#### [DOCUMENT PASSAGE]
________

AppleApple will be with the same teacher again this fall, but had to say goodbye to friends who are graduating schools, including her walking partner from the neighbourhood.
And that sums up our goodbyes. Very little drama.
Next up: holidays. The big kids will be babysitting the little kids, and they are taking their new responsibilities very seriously (starting today, in fact, and I haven’t been disturbed yet!). We’ve got two weeks of swim lessons, cottage invitations for a couple of kids, plans to get together with family, overnight camps, one week of day camp for the little kids, and a half-day tennis camp for Fooey (who thinks that tennis might be her “special thing.”) I’ve got major book revisions to tackle, and a course to finish planning, but I’d also like to swim as often as possible. And there’s always soccer.
Nine weeks “off,” here we come.
Here’s where the swim girl and I are spending many humid hours of our weekend. This particular meet is being held in what just might be the world’s largest sauna. Perhaps my skin will thank me for it, and I’ll emerge from the heavy chlorinated air looking years younger, or perhaps I’ll just emerge with a sweat-spotted tank top, but either way, I will emerge. We both will.

________

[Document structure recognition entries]
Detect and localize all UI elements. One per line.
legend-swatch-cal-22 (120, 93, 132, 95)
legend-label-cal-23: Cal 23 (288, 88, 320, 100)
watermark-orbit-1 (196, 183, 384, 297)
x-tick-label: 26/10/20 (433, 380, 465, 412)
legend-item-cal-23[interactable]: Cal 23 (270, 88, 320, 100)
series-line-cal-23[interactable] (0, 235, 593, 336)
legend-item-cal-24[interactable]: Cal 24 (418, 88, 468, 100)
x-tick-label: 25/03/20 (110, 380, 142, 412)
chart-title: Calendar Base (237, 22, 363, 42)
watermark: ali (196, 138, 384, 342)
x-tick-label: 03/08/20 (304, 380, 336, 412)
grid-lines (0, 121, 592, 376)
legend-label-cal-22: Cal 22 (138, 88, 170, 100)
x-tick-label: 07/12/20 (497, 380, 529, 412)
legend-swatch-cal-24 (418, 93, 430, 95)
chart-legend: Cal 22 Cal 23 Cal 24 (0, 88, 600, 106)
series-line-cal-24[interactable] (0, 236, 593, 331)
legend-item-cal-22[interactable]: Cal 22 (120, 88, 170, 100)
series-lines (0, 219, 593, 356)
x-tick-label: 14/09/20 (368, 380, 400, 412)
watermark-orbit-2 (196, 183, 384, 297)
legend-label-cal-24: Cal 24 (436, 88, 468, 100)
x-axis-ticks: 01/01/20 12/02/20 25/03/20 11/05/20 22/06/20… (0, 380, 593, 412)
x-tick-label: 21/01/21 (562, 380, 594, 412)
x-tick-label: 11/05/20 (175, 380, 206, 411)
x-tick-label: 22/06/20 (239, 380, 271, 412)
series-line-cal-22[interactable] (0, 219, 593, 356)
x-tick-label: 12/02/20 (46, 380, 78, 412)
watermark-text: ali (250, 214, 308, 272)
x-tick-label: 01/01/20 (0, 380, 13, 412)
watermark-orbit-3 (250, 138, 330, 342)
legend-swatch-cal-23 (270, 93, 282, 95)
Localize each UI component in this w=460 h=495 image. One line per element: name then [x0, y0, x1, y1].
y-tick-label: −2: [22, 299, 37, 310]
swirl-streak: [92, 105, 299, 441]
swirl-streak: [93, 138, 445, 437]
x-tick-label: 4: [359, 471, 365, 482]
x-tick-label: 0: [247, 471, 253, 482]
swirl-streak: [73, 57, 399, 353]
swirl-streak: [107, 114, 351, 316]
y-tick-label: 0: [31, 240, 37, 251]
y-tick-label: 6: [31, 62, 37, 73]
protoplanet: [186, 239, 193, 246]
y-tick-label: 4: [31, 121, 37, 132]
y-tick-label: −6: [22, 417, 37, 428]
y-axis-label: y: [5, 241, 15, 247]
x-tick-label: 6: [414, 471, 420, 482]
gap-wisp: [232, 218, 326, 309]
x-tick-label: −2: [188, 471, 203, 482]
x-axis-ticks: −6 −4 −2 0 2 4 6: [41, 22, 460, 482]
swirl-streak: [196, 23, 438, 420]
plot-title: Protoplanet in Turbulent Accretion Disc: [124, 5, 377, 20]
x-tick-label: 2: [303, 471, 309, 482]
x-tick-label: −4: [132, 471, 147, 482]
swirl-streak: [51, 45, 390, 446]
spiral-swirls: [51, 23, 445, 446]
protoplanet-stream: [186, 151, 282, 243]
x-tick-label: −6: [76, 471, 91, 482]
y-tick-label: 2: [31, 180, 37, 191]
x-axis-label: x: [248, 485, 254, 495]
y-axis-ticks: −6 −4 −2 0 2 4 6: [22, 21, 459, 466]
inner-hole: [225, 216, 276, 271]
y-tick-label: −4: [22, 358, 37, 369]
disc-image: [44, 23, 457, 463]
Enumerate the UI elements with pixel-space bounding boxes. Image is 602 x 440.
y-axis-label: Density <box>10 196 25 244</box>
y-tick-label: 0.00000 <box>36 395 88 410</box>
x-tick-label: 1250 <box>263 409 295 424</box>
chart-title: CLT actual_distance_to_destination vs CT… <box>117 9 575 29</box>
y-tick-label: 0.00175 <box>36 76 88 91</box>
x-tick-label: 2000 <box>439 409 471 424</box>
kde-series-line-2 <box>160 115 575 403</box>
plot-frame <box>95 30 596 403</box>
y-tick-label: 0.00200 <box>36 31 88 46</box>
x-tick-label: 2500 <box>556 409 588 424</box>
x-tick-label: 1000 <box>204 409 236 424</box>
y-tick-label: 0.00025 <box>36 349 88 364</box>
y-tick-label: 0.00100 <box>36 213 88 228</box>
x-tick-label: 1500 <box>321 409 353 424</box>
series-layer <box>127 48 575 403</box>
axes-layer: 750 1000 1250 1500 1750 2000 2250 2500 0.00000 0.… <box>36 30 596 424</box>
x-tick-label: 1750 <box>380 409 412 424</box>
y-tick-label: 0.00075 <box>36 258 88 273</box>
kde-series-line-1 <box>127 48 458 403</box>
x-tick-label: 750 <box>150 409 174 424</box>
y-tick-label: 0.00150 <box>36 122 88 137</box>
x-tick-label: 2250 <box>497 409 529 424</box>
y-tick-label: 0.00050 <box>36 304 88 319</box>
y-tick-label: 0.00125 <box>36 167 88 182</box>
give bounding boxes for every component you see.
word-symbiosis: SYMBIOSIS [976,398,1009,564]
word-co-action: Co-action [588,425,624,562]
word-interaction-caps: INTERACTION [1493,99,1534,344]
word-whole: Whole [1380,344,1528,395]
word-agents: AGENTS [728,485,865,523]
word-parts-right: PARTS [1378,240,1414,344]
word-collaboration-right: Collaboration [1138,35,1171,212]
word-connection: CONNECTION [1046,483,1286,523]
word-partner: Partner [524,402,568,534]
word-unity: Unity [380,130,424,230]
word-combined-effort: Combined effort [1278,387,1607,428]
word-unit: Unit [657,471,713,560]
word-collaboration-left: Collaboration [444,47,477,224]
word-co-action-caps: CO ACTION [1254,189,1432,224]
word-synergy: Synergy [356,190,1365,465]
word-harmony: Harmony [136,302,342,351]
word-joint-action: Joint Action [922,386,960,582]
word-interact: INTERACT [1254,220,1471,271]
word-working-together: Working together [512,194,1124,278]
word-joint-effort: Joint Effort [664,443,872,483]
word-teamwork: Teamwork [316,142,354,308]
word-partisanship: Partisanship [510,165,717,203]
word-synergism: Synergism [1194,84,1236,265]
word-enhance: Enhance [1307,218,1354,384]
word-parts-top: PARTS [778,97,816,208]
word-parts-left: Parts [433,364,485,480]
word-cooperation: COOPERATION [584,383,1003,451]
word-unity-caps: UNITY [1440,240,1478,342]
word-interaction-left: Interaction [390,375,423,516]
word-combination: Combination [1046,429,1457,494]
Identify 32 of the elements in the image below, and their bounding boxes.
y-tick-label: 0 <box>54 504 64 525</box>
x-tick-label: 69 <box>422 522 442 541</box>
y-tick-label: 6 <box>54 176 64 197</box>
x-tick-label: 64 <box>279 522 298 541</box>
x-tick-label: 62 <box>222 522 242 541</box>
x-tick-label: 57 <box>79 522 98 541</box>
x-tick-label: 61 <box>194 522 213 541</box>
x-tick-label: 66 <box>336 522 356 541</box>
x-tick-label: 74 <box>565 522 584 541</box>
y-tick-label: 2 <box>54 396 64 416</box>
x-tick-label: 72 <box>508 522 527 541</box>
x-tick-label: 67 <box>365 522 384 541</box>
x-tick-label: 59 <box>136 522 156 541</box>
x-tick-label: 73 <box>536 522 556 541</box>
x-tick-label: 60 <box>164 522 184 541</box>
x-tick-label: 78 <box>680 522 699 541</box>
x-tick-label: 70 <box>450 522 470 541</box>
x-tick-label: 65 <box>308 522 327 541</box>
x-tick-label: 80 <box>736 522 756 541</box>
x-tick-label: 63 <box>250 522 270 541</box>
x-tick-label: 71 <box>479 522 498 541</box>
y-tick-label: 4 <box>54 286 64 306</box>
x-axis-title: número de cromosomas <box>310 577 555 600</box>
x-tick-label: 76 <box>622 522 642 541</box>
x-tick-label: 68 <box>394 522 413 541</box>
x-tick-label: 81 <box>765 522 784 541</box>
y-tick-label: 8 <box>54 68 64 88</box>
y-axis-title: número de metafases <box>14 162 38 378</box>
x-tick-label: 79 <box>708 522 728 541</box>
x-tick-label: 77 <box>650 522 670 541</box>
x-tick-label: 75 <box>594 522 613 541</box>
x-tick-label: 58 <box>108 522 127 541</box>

________

#### [WHAT NEEDS TO BE DONE]
Can you write out the passage on summer holidays between "AppleApple will be" and "there’s always soccer.", inclusive?

#### [EXPECTED OUTPUT]
AppleApple will be with the same teacher again this fall, but had to say goodbye to friends who are graduating schools, including her walking partner from the neighbourhood.
And that sums up our goodbyes. Very little drama.
Next up: holidays. The big kids will be babysitting the little kids, and they are taking their new responsibilities very seriously (starting today, in fact, and I haven’t been disturbed yet!). We’ve got two weeks of swim lessons, cottage invitations for a couple of kids, plans to get together with family, overnight camps, one week of day camp for the little kids, and a half-day tennis camp for Fooey (who thinks that tennis might be her “special thing.”) I’ve got major book revisions to tackle, and a course to finish planning, but I’d also like to swim as often as possible. And there’s always soccer.